━━ Recorded data

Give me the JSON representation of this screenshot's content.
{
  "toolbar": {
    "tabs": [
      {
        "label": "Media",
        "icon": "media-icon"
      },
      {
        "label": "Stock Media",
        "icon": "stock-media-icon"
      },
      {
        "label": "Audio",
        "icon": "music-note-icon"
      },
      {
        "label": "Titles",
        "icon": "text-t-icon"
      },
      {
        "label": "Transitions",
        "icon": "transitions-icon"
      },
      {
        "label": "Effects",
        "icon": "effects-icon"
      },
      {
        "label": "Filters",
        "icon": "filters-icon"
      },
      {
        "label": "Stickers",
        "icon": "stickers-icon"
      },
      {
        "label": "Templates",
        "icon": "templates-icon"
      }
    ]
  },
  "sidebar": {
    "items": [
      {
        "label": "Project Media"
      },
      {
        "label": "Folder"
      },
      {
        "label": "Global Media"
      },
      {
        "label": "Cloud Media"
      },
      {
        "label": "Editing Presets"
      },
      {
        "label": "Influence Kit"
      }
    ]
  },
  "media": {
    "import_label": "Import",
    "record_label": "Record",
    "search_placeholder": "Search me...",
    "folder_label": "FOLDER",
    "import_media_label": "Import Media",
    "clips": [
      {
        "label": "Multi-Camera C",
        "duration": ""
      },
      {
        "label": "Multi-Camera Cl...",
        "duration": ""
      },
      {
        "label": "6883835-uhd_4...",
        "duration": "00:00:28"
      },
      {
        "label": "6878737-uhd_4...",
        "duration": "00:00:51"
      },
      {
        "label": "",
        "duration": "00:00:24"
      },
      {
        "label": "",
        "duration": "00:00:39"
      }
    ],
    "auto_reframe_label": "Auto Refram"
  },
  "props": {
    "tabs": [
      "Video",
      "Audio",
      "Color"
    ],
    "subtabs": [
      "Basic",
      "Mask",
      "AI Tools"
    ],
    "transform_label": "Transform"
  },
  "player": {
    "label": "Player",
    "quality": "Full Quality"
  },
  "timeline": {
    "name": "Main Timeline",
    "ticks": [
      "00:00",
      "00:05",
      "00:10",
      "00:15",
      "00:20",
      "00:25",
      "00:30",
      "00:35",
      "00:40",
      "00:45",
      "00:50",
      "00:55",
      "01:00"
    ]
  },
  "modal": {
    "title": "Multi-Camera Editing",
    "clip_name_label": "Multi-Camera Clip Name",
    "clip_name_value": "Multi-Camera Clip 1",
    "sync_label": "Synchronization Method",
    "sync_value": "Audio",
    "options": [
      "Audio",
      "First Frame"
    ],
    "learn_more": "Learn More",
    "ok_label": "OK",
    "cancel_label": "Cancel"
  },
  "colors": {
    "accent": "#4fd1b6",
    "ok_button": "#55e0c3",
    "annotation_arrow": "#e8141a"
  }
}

━━━━

Task requirements: Reproduce each line verbatim.

Result of the task:
Give me the JSON representation of this screenshot's content.
{
  "toolbar": {
    "tabs": [
      {
        "label": "Media",
        "icon": "media-icon"
      },
      {
        "label": "Stock Media",
        "icon": "stock-media-icon"
      },
      {
        "label": "Audio",
        "icon": "music-note-icon"
      },
      {
        "label": "Titles",
        "icon": "text-t-icon"
      },
      {
        "label": "Transitions",
        "icon": "transitions-icon"
      },
      {
        "label": "Effects",
        "icon": "effects-icon"
      },
      {
        "label": "Filters",
        "icon": "filters-icon"
      },
      {
        "label": "Stickers",
        "icon": "stickers-icon"
      },
      {
        "label": "Templates",
        "icon": "templates-icon"
      }
    ]
  },
  "sidebar": {
    "items": [
      {
        "label": "Project Media"
      },
      {
        "label": "Folder"
      },
      {
        "label": "Global Media"
      },
      {
        "label": "Cloud Media"
      },
      {
        "label": "Editing Presets"
      },
      {
        "label": "Influence Kit"
      }
    ]
  },
  "media": {
    "import_label": "Import",
    "record_label": "Record",
    "search_placeholder": "Search me...",
    "folder_label": "FOLDER",
    "import_media_label": "Import Media",
    "clips": [
      {
        "label": "Multi-Camera C",
        "duration": ""
      },
      {
        "label": "Multi-Camera Cl...",
        "duration": ""
      },
      {
        "label": "6883835-uhd_4...",
        "duration": "00:00:28"
      },
      {
        "label": "6878737-uhd_4...",
        "duration": "00:00:51"
      },
      {
        "label": "",
        "duration": "00:00:24"
      },
      {
        "label": "",
        "duration": "00:00:39"
      }
    ],
    "auto_reframe_label": "Auto Refram"
  },
  "props": {
    "tabs": [
      "Video",
      "Audio",
      "Color"
    ],
    "subtabs": [
      "Basic",
      "Mask",
      "AI Tools"
    ],
    "transform_label": "Transform"
  },
  "player": {
    "label": "Player",
    "quality": "Full Quality"
  },
  "timeline": {
    "name": "Main Timeline",
    "ticks": [
      "00:00",
      "00:05",
      "00:10",
      "00:15",
      "00:20",
      "00:25",
      "00:30",
      "00:35",
      "00:40",
      "00:45",
      "00:50",
      "00:55",
      "01:00"
    ]
  },
  "modal": {
    "title": "Multi-Camera Editing",
    "clip_name_label": "Multi-Camera Clip Name",
    "clip_name_value": "Multi-Camera Clip 1",
    "sync_label": "Synchronization Method",
    "sync_value": "Audio",
    "options": [
      "Audio",
      "First Frame"
    ],
    "learn_more": "Learn More",
    "ok_label": "OK",
    "cancel_label": "Cancel"
  },
  "colors": {
    "accent": "#4fd1b6",
    "ok_button": "#55e0c3",
    "annotation_arrow": "#e8141a"
  }
}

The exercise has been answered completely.